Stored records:
"""
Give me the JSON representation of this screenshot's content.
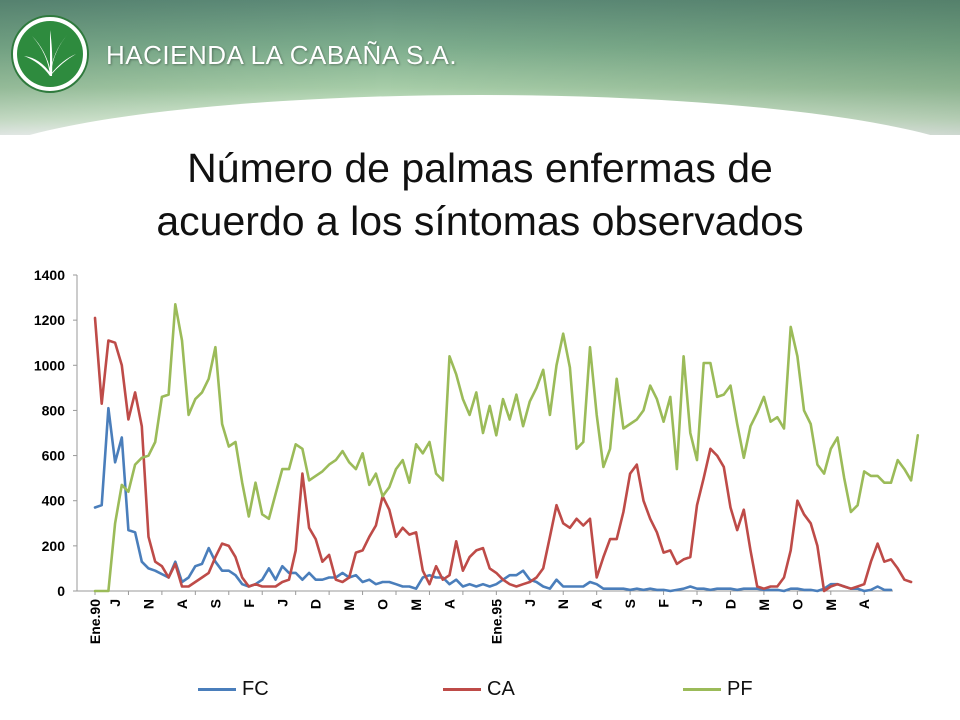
{
  "header": {
    "brand": "HACIENDA LA CABAÑA S.A.",
    "logo_icon": "palm-leaf-logo-icon"
  },
  "slide": {
    "title_line1": "Número de palmas enfermas de",
    "title_line2": "acuerdo a los síntomas observados"
  },
  "chart_data": {
    "type": "line",
    "title": "Número de palmas enfermas de acuerdo a los síntomas observados",
    "xlabel": "",
    "ylabel": "",
    "ylim": [
      0,
      1400
    ],
    "yticks": [
      0,
      200,
      400,
      600,
      800,
      1000,
      1200,
      1400
    ],
    "grid": false,
    "legend": "bottom",
    "x_tick_labels": [
      {
        "index": 0,
        "label": "Ene.90"
      },
      {
        "index": 3,
        "label": "J"
      },
      {
        "index": 8,
        "label": "N"
      },
      {
        "index": 13,
        "label": "A"
      },
      {
        "index": 18,
        "label": "S"
      },
      {
        "index": 23,
        "label": "F"
      },
      {
        "index": 28,
        "label": "J"
      },
      {
        "index": 33,
        "label": "D"
      },
      {
        "index": 38,
        "label": "M"
      },
      {
        "index": 43,
        "label": "O"
      },
      {
        "index": 48,
        "label": "M"
      },
      {
        "index": 53,
        "label": "A"
      },
      {
        "index": 60,
        "label": "Ene.95"
      },
      {
        "index": 65,
        "label": "J"
      },
      {
        "index": 70,
        "label": "N"
      },
      {
        "index": 75,
        "label": "A"
      },
      {
        "index": 80,
        "label": "S"
      },
      {
        "index": 85,
        "label": "F"
      },
      {
        "index": 90,
        "label": "J"
      },
      {
        "index": 95,
        "label": "D"
      },
      {
        "index": 100,
        "label": "M"
      },
      {
        "index": 105,
        "label": "O"
      },
      {
        "index": 110,
        "label": "M"
      },
      {
        "index": 115,
        "label": "A"
      }
    ],
    "series": [
      {
        "name": "FC",
        "color": "#4a7ebb",
        "values": [
          370,
          380,
          810,
          570,
          680,
          270,
          260,
          130,
          100,
          90,
          75,
          60,
          130,
          40,
          60,
          110,
          120,
          190,
          130,
          90,
          90,
          70,
          30,
          20,
          30,
          50,
          100,
          50,
          110,
          80,
          80,
          50,
          80,
          50,
          50,
          60,
          60,
          80,
          60,
          70,
          40,
          50,
          30,
          40,
          40,
          30,
          20,
          20,
          10,
          60,
          70,
          60,
          60,
          30,
          50,
          20,
          30,
          20,
          30,
          20,
          30,
          50,
          70,
          70,
          90,
          50,
          40,
          20,
          10,
          50,
          20,
          20,
          20,
          20,
          40,
          30,
          10,
          10,
          10,
          10,
          5,
          10,
          5,
          10,
          5,
          5,
          0,
          5,
          10,
          20,
          10,
          10,
          5,
          10,
          10,
          10,
          5,
          10,
          10,
          10,
          5,
          5,
          5,
          0,
          10,
          10,
          5,
          5,
          0,
          10,
          30,
          30,
          20,
          10,
          10,
          0,
          5,
          20,
          5,
          5
        ]
      },
      {
        "name": "CA",
        "color": "#be4b48",
        "values": [
          1210,
          830,
          1110,
          1100,
          1000,
          760,
          880,
          730,
          240,
          130,
          110,
          60,
          120,
          20,
          20,
          40,
          60,
          80,
          150,
          210,
          200,
          150,
          60,
          20,
          30,
          20,
          20,
          20,
          40,
          50,
          180,
          520,
          280,
          230,
          130,
          160,
          50,
          40,
          60,
          170,
          180,
          240,
          290,
          420,
          360,
          240,
          280,
          250,
          260,
          90,
          30,
          110,
          50,
          70,
          220,
          90,
          150,
          180,
          190,
          100,
          80,
          50,
          30,
          20,
          30,
          40,
          60,
          100,
          240,
          380,
          300,
          280,
          320,
          290,
          320,
          60,
          150,
          230,
          230,
          350,
          520,
          560,
          400,
          320,
          260,
          170,
          180,
          120,
          140,
          150,
          380,
          500,
          630,
          600,
          550,
          370,
          270,
          360,
          180,
          20,
          10,
          20,
          20,
          60,
          180,
          400,
          340,
          300,
          200,
          0,
          20,
          30,
          20,
          10,
          20,
          30,
          130,
          210,
          130,
          140,
          100,
          50,
          40
        ]
      },
      {
        "name": "PF",
        "color": "#9bbb59",
        "values": [
          0,
          0,
          0,
          300,
          470,
          440,
          560,
          590,
          600,
          660,
          860,
          870,
          1270,
          1110,
          780,
          850,
          880,
          940,
          1080,
          740,
          640,
          660,
          480,
          330,
          480,
          340,
          320,
          430,
          540,
          540,
          650,
          630,
          490,
          510,
          530,
          560,
          580,
          620,
          570,
          540,
          610,
          470,
          520,
          420,
          460,
          540,
          580,
          480,
          650,
          610,
          660,
          520,
          490,
          1040,
          960,
          850,
          780,
          880,
          700,
          820,
          690,
          850,
          760,
          870,
          730,
          840,
          900,
          980,
          780,
          1000,
          1140,
          990,
          630,
          660,
          1080,
          780,
          550,
          630,
          940,
          720,
          740,
          760,
          800,
          910,
          850,
          750,
          860,
          540,
          1040,
          700,
          580,
          1010,
          1010,
          860,
          870,
          910,
          740,
          590,
          730,
          790,
          860,
          750,
          770,
          720,
          1170,
          1040,
          800,
          740,
          560,
          520,
          630,
          680,
          500,
          350,
          380,
          530,
          510,
          510,
          480,
          480,
          580,
          540,
          490,
          690
        ]
      }
    ]
  }
}
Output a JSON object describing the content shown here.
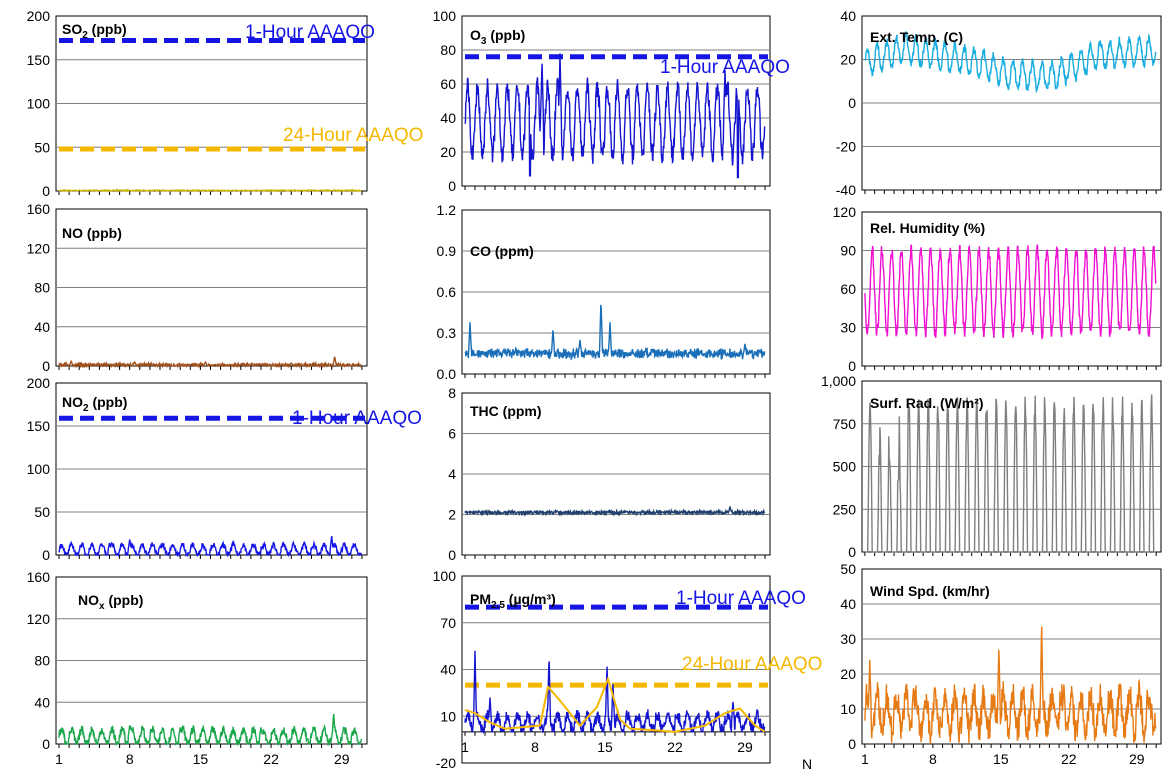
{
  "stray_label": "N",
  "chart_data": [
    {
      "id": "so2",
      "type": "line",
      "title": "SO",
      "title_sub": "2",
      "title_tail": " (ppb)",
      "ylim": [
        0,
        200
      ],
      "yticks": [
        "0",
        "50",
        "100",
        "150",
        "200"
      ],
      "xticks": [],
      "color": "#c8b400",
      "series": [
        {
          "gen": "flat",
          "x": [
            1,
            31
          ],
          "base": 0.5,
          "amp": 0.5,
          "period": 1,
          "noise": 0.5
        }
      ],
      "thresholds": [
        {
          "label": "1-Hour AAAQO",
          "value": 172,
          "color": "#1515e6"
        },
        {
          "label": "24-Hour AAAQO",
          "value": 48,
          "color": "#f5b800"
        }
      ]
    },
    {
      "id": "no",
      "type": "line",
      "title": "NO",
      "title_sub": "",
      "title_tail": " (ppb)",
      "ylim": [
        0,
        160
      ],
      "yticks": [
        "0",
        "40",
        "80",
        "120",
        "160"
      ],
      "xticks": [],
      "color": "#a0521e",
      "series": [
        {
          "gen": "flat",
          "x": [
            1,
            31
          ],
          "base": 1,
          "amp": 1.5,
          "period": 1,
          "noise": 1.5,
          "spikes": [
            [
              2.2,
              5
            ],
            [
              8.5,
              4
            ],
            [
              28.3,
              10
            ],
            [
              15.5,
              4
            ],
            [
              24,
              3
            ]
          ]
        }
      ],
      "thresholds": []
    },
    {
      "id": "no2",
      "type": "line",
      "title": "NO",
      "title_sub": "2",
      "title_tail": " (ppb)",
      "ylim": [
        0,
        200
      ],
      "yticks": [
        "0",
        "50",
        "100",
        "150",
        "200"
      ],
      "xticks": [],
      "color": "#1515e6",
      "series": [
        {
          "gen": "diurnal",
          "x": [
            1,
            31
          ],
          "base": 6,
          "amp": 6,
          "period": 1,
          "noise": 3,
          "spikes": [
            [
              8,
              18
            ],
            [
              28,
              22
            ],
            [
              6,
              14
            ],
            [
              11,
              10
            ]
          ]
        }
      ],
      "thresholds": [
        {
          "label": "1-Hour AAAQO",
          "value": 159,
          "color": "#1515e6"
        }
      ]
    },
    {
      "id": "nox",
      "type": "line",
      "title": "NO",
      "title_sub": "x",
      "title_tail": " (ppb)",
      "ylim": [
        0,
        160
      ],
      "yticks": [
        "0",
        "40",
        "80",
        "120",
        "160"
      ],
      "xticks": [
        "1",
        "8",
        "15",
        "22",
        "29"
      ],
      "color": "#1aa64a",
      "series": [
        {
          "gen": "diurnal",
          "x": [
            1,
            31
          ],
          "base": 7,
          "amp": 7,
          "period": 1,
          "noise": 4,
          "spikes": [
            [
              28.2,
              30
            ],
            [
              8,
              18
            ],
            [
              13,
              16
            ],
            [
              21,
              16
            ]
          ]
        }
      ],
      "thresholds": []
    },
    {
      "id": "o3",
      "type": "line",
      "title": "O",
      "title_sub": "3",
      "title_tail": " (ppb)",
      "ylim": [
        0,
        100
      ],
      "yticks": [
        "0",
        "20",
        "40",
        "60",
        "80",
        "100"
      ],
      "xticks": [],
      "color": "#1515d0",
      "series": [
        {
          "gen": "diurnal",
          "x": [
            1,
            31
          ],
          "base": 38,
          "amp": 20,
          "period": 1,
          "noise": 6,
          "spikes": [
            [
              10.5,
              78
            ],
            [
              27,
              68
            ],
            [
              8.7,
              74
            ]
          ],
          "dips": [
            [
              7.5,
              6
            ],
            [
              28.3,
              5
            ]
          ]
        }
      ],
      "thresholds": [
        {
          "label": "1-Hour AAAQO",
          "value": 76,
          "color": "#1515e6"
        }
      ]
    },
    {
      "id": "co",
      "type": "line",
      "title": "CO",
      "title_sub": "",
      "title_tail": " (ppm)",
      "ylim": [
        0,
        1.2
      ],
      "yticks": [
        "0.0",
        "0.3",
        "0.6",
        "0.9",
        "1.2"
      ],
      "xticks": [],
      "color": "#1a6fb8",
      "series": [
        {
          "gen": "flat",
          "x": [
            1,
            31
          ],
          "base": 0.15,
          "amp": 0.03,
          "period": 1,
          "noise": 0.03,
          "spikes": [
            [
              1.5,
              0.38
            ],
            [
              9.8,
              0.33
            ],
            [
              14.6,
              0.55
            ],
            [
              15.5,
              0.38
            ],
            [
              12.5,
              0.25
            ],
            [
              29,
              0.22
            ]
          ]
        }
      ],
      "thresholds": []
    },
    {
      "id": "thc",
      "type": "line",
      "title": "THC",
      "title_sub": "",
      "title_tail": " (ppm)",
      "ylim": [
        0,
        8
      ],
      "yticks": [
        "0",
        "2",
        "4",
        "6",
        "8"
      ],
      "xticks": [],
      "color": "#1f3f6e",
      "series": [
        {
          "gen": "flat",
          "x": [
            1,
            31
          ],
          "base": 2.1,
          "amp": 0.05,
          "period": 1,
          "noise": 0.08,
          "spikes": [
            [
              27.5,
              2.4
            ]
          ]
        }
      ],
      "thresholds": []
    },
    {
      "id": "pm25",
      "type": "line",
      "title": "PM",
      "title_sub": "2.5",
      "title_tail": " (µg/m³)",
      "ylim": [
        -20,
        100
      ],
      "yticks": [
        "-20",
        "10",
        "40",
        "70",
        "100"
      ],
      "xticks": [
        "1",
        "8",
        "15",
        "22",
        "29"
      ],
      "xaxis_at": 0,
      "color": "#1515d0",
      "series": [
        {
          "gen": "diurnal",
          "x": [
            1,
            31
          ],
          "base": 6,
          "amp": 5,
          "period": 1,
          "noise": 4,
          "spikes": [
            [
              2,
              52
            ],
            [
              9.4,
              50
            ],
            [
              15.2,
              44
            ],
            [
              15.8,
              32
            ],
            [
              27.8,
              20
            ],
            [
              3.5,
              22
            ]
          ]
        },
        {
          "gen": "smooth",
          "x": [
            1,
            31
          ],
          "color": "#f5b800",
          "steps": [
            [
              1,
              14
            ],
            [
              2,
              12
            ],
            [
              3.5,
              6
            ],
            [
              5,
              2
            ],
            [
              8.5,
              4
            ],
            [
              9.3,
              29
            ],
            [
              10.5,
              20
            ],
            [
              12.5,
              4
            ],
            [
              14.2,
              16
            ],
            [
              15.3,
              34
            ],
            [
              16.5,
              8
            ],
            [
              17.5,
              2
            ],
            [
              20,
              1
            ],
            [
              22,
              0
            ],
            [
              25,
              4
            ],
            [
              27,
              12
            ],
            [
              28.5,
              15
            ],
            [
              30,
              4
            ],
            [
              31,
              0
            ]
          ]
        }
      ],
      "thresholds": [
        {
          "label": "1-Hour AAAQO",
          "value": 80,
          "color": "#1515e6"
        },
        {
          "label": "24-Hour AAAQO",
          "value": 30,
          "color": "#f5b800"
        }
      ]
    },
    {
      "id": "temp",
      "type": "line",
      "title": "Ext. Temp. (C)",
      "title_sub": "",
      "title_tail": "",
      "ylim": [
        -40,
        40
      ],
      "yticks": [
        "-40",
        "-20",
        "0",
        "20",
        "40"
      ],
      "xticks": [],
      "color": "#1aaee0",
      "series": [
        {
          "gen": "diurnal",
          "x": [
            1,
            31
          ],
          "base": 20,
          "amp": 6,
          "period": 1,
          "noise": 2,
          "trend": [
            [
              1,
              18
            ],
            [
              5,
              25
            ],
            [
              13,
              18
            ],
            [
              16,
              13
            ],
            [
              20,
              12
            ],
            [
              25,
              22
            ],
            [
              31,
              24
            ]
          ]
        }
      ],
      "thresholds": []
    },
    {
      "id": "rh",
      "type": "line",
      "title": "Rel. Humidity (%)",
      "title_sub": "",
      "title_tail": "",
      "ylim": [
        0,
        120
      ],
      "yticks": [
        "0",
        "30",
        "60",
        "90",
        "120"
      ],
      "xticks": [],
      "color": "#f010d0",
      "series": [
        {
          "gen": "diurnal",
          "x": [
            1,
            31
          ],
          "base": 58,
          "amp": 32,
          "period": 1,
          "noise": 5,
          "phase": 3.1
        }
      ],
      "thresholds": []
    },
    {
      "id": "rad",
      "type": "line",
      "title": "Surf. Rad. (W/m²)",
      "title_sub": "",
      "title_tail": "",
      "ylim": [
        0,
        1000
      ],
      "yticks": [
        "0",
        "250",
        "500",
        "750",
        "1,000"
      ],
      "xticks": [],
      "color": "#7f7f7f",
      "series": [
        {
          "gen": "solar",
          "x": [
            1,
            31
          ],
          "base": 0,
          "amp": 930,
          "period": 1,
          "noise": 40
        }
      ],
      "thresholds": []
    },
    {
      "id": "wind",
      "type": "line",
      "title": "Wind Spd. (km/hr)",
      "title_sub": "",
      "title_tail": "",
      "ylim": [
        0,
        50
      ],
      "yticks": [
        "0",
        "10",
        "20",
        "30",
        "40",
        "50"
      ],
      "xticks": [
        "1",
        "8",
        "15",
        "22",
        "29"
      ],
      "color": "#e67a14",
      "series": [
        {
          "gen": "diurnal",
          "x": [
            1,
            31
          ],
          "base": 9,
          "amp": 5,
          "period": 1,
          "noise": 4,
          "spikes": [
            [
              1.5,
              24
            ],
            [
              14.8,
              28
            ],
            [
              19.2,
              35
            ],
            [
              21.5,
              17
            ],
            [
              6,
              16
            ]
          ]
        }
      ],
      "thresholds": []
    }
  ]
}
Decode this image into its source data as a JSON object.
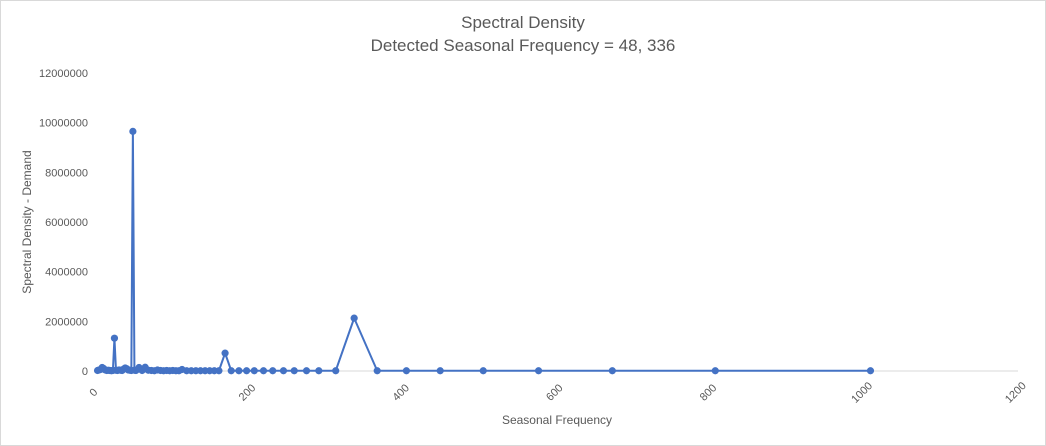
{
  "chart_data": {
    "type": "line",
    "title": "Spectral Density",
    "subtitle": "Detected Seasonal Frequency = 48, 336",
    "xlabel": "Seasonal Frequency",
    "ylabel": "Spectral Density - Demand",
    "xlim": [
      0,
      1200
    ],
    "ylim": [
      0,
      12000000
    ],
    "xticks": [
      "0",
      "200",
      "400",
      "600",
      "800",
      "1000",
      "1200"
    ],
    "yticks": [
      "0",
      "2000000",
      "4000000",
      "6000000",
      "8000000",
      "10000000",
      "12000000"
    ],
    "grid": false,
    "legend": "none",
    "series_color": "#4472c4",
    "x": [
      2,
      4,
      6,
      8,
      10,
      12,
      14,
      16,
      18,
      20,
      22,
      24,
      26,
      28,
      30,
      32,
      34,
      36,
      38,
      40,
      42,
      44,
      46,
      48,
      50,
      52,
      56,
      60,
      64,
      68,
      72,
      76,
      80,
      84,
      88,
      92,
      96,
      100,
      104,
      108,
      112,
      118,
      124,
      130,
      136,
      142,
      148,
      154,
      160,
      168,
      176,
      186,
      196,
      206,
      218,
      230,
      244,
      258,
      274,
      290,
      312,
      336,
      366,
      404,
      448,
      504,
      576,
      672,
      806,
      1008
    ],
    "y": [
      20000,
      40000,
      60000,
      140000,
      100000,
      40000,
      20000,
      30000,
      20000,
      10000,
      20000,
      1320000,
      30000,
      20000,
      40000,
      30000,
      20000,
      80000,
      120000,
      90000,
      40000,
      30000,
      20000,
      9650000,
      30000,
      20000,
      140000,
      20000,
      150000,
      30000,
      20000,
      10000,
      40000,
      20000,
      10000,
      20000,
      10000,
      20000,
      10000,
      10000,
      60000,
      10000,
      10000,
      10000,
      10000,
      10000,
      10000,
      10000,
      10000,
      720000,
      10000,
      10000,
      10000,
      10000,
      10000,
      10000,
      10000,
      10000,
      10000,
      10000,
      10000,
      2130000,
      10000,
      10000,
      10000,
      10000,
      10000,
      10000,
      10000,
      10000
    ]
  }
}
"""
Count the lines that hold the string "síntomas", and reply with that number alone.

2